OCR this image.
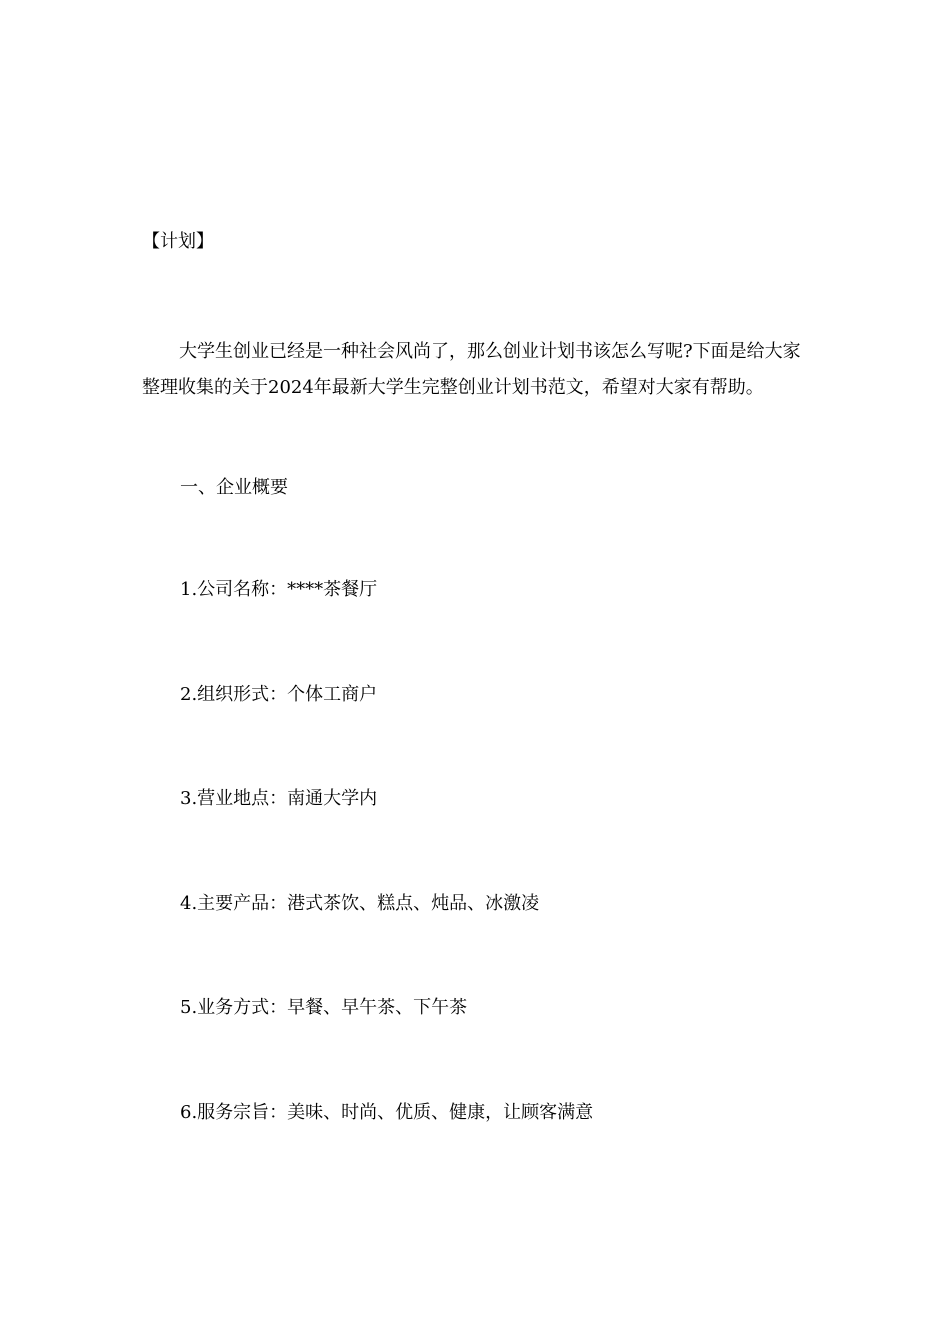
【计划】
大学生创业已经是一种社会风尚了，那么创业计划书该怎么写呢?下面是给大家整理收集的关于2024年最新大学生完整创业计划书范文，希望对大家有帮助。
一、企业概要
1.公司名称：****茶餐厅
2.组织形式：个体工商户
3.营业地点：南通大学内
4.主要产品：港式茶饮、糕点、炖品、冰激凌
5.业务方式：早餐、早午茶、下午茶
6.服务宗旨：美味、时尚、优质、健康，让顾客满意
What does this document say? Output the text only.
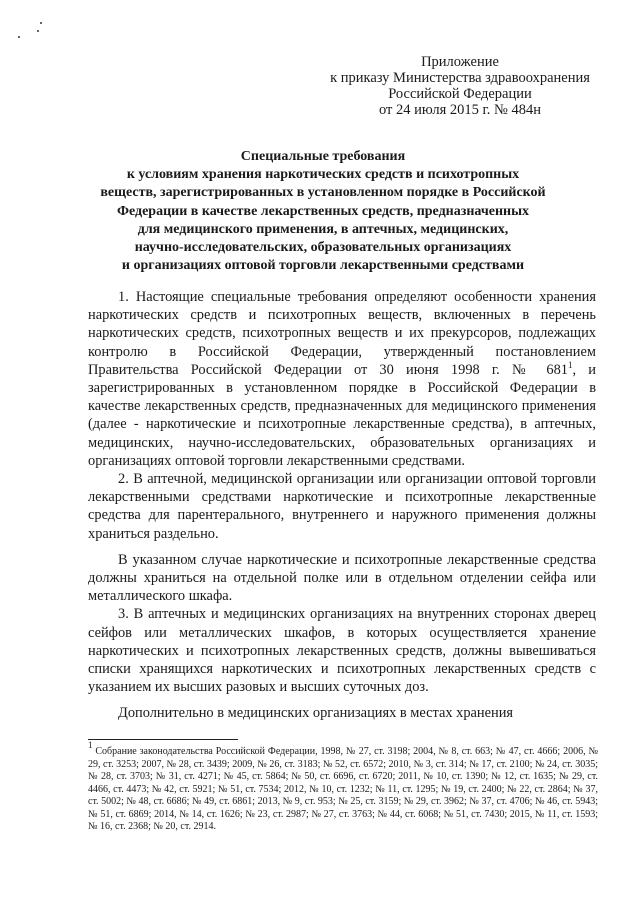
Приложение
к приказу Министерства здравоохранения
Российской Федерации
от 24 июля 2015 г. № 484н
Специальные требования
к условиям хранения наркотических средств и психотропных
веществ, зарегистрированных в установленном порядке в Российской
Федерации в качестве лекарственных средств, предназначенных
для медицинского применения, в аптечных, медицинских,
научно-исследовательских, образовательных организациях
и организациях оптовой торговли лекарственными средствами

1. Настоящие специальные требования определяют особенности хранения наркотических средств и психотропных веществ, включенных в перечень наркотических средств, психотропных веществ и их прекурсоров, подлежащих контролю в Российской Федерации, утвержденный постановлением Правительства Российской Федерации от 30 июня 1998 г. № $681^1$, и зарегистрированных в установленном порядке в Российской Федерации в качестве лекарственных средств, предназначенных для медицинского применения (далее - наркотические и психотропные лекарственные средства), в аптечных, медицинских, научно-исследовательских, образовательных организациях и организациях оптовой торговли лекарственными средствами.

2. В аптечной, медицинской организации или организации оптовой торговли лекарственными средствами наркотические и психотропные лекарственные средства для парентерального, внутреннего и наружного применения должны храниться раздельно.

В указанном случае наркотические и психотропные лекарственные средства должны храниться на отдельной полке или в отдельном отделении сейфа или металлического шкафа.

3. В аптечных и медицинских организациях на внутренних сторонах дверец сейфов или металлических шкафов, в которых осуществляется хранение наркотических и психотропных лекарственных средств, должны вывешиваться списки хранящихся наркотических и психотропных лекарственных средств с указанием их высших разовых и высших суточных доз.

Дополнительно в медицинских организациях в местах хранения

$^1$ Собрание законодательства Российской Федерации, 1998, № 27, ст. 3198; 2004, № 8, ст. 663; № 47, ст. 4666; 2006, № 29, ст. 3253; 2007, № 28, ст. 3439; 2009, № 26, ст. 3183; № 52, ст. 6572; 2010, № 3, ст. 314; № 17, ст. 2100; № 24, ст. 3035; № 28, ст. 3703; № 31, ст. 4271; № 45, ст. 5864; № 50, ст. 6696, ст. 6720; 2011, № 10, ст. 1390; № 12, ст. 1635; № 29, ст. 4466, ст. 4473; № 42, ст. 5921; № 51, ст. 7534; 2012, № 10, ст. 1232; № 11, ст. 1295; № 19, ст. 2400; № 22, ст. 2864; № 37, ст. 5002; № 48, ст. 6686; № 49, ст. 6861; 2013, № 9, ст. 953; № 25, ст. 3159; № 29, ст. 3962; № 37, ст. 4706; № 46, ст. 5943; № 51, ст. 6869; 2014, № 14, ст. 1626; № 23, ст. 2987; № 27, ст. 3763; № 44, ст. 6068; № 51, ст. 7430; 2015, № 11, ст. 1593; № 16, ст. 2368; № 20, ст. 2914.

◆ **SET TASK**
Go over the records above line by line and count those holding the word "наркотические". Reply only with the number.

◆ **WORKED ANSWER**
3